Tarefas ::
1. No texto sobre o acordo de concertação social, de quem é a coragem saudada pelo autor, e a que organização pertence essa pessoa?
2. Prolongue o texto sobre o acordo de concertação social a partir da última frase apresentada.

Excerto fornecido ::
__________
O acordo com a concertação social que é bom e mau ao mesmo tempo.
Apesar deste acordo entre o Governo e os parceiros sociais excluindo a CGTP, já ter sido assinado à duas semanas, não há dúvida que ele vai marcar irremediavelmente a vida dos portugueses nos próximos anos.
Admito que ele possa ter alguns aspectos positivos, mas ele é na sua globalidade violentíssimo, e despertou reacções que eu considero chocantes.
Desde logo a excessiva festa que o Primeiro-ministro fez, parece-me perfeitamente desajustada ao contexto de severa austeridade que os trabalhadores vão ser sujeitos.
Mais a mais, estamos perante o pior acordo dos últimos 30 anos, e dizer que é um bom acordo, é o mesmo que insultar a inteligência e a dignidade das pessoas.
Bom só mesmo o facto de uma grande parte dos agentes sociais se terem entendido, e que pelo menos tenham chegado a uma posição de consenso, para ver se os estragos venham a ser os menores possível. Neste aspecto, saúda-se a coragem de João Proença da UGT, que contra a corrente, creio que apesar de tudo contribuiu para que o acordo não fosse ainda pior.
Mas isto não implica que não digamos a verdade toda. E este acordo vai acabar com muitos dos direitos que foram conquistados já em democracia, e vai empobrecer muito o nosso mercado laboral, percarizando muitíssimo a relação trabalhador entidade patronal.
__________
Dados recolhidos ::
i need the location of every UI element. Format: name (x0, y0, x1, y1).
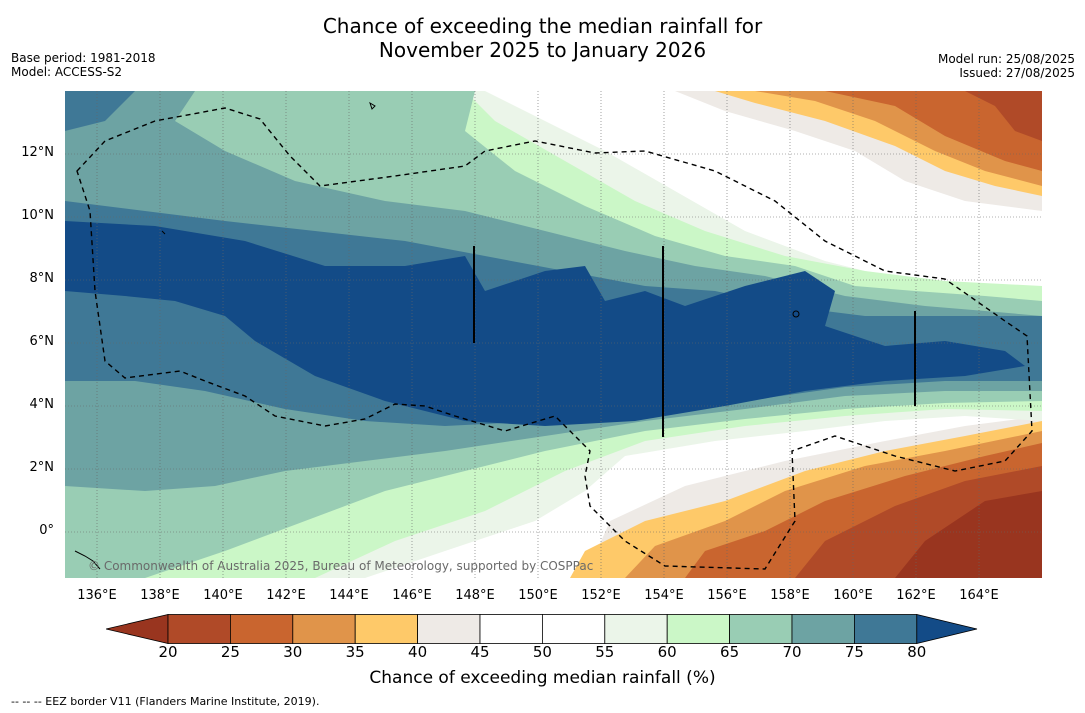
__________
Respostas esperadas ::
1. A coragem saudada é a de João Proença, da UGT.

2.
Podemos dizer que países desenvolvidos como por exemplo os Estados Unidos já navegam nestas águas há muito tempo, e as pessoas mudam de emprego como quem muda de camisa.
É um facto que não podemos negar. A questão é que para compararmos esta realidade, não podemos meter no cesto as variantes que nos interessam! Temos de ter em conta todas as nuances, designadamente as oportunidades que um país dá, e que outro não dá. E se nós nem temos economia para segurar os trabalhadores que já estão empregados, quanto mais permitir que as pessoas possam ter a facilidade de circular de empresa para empresa.
Hoje, qualquer pessoa que tenha um emprego minimamente estável, só se for aventureira ou irresponsável, aceita mudar para algo absolutamente inserto.
É preciso dizer isto, para que não nos deixemos embalar no canto da sereia. Não podemos dar estas golpadas no mercado laboral, sem primeiro criar as condições para que a economia floresça, e para que as janela de oportunidades se possa escancarar como noutros países civilizados.
O princípio eu até concordo com ele, o ideal mesmo é que existam oportunidades para que todos nós possamos fazer várias coisas diferentes na nossa vida de trabalhadores. A questão é que se a pessoa trabalha é para a sua subsistência, mesmo que goste muito daquilo que faz, a primeira motivação é essa, e isso é obviamente básico.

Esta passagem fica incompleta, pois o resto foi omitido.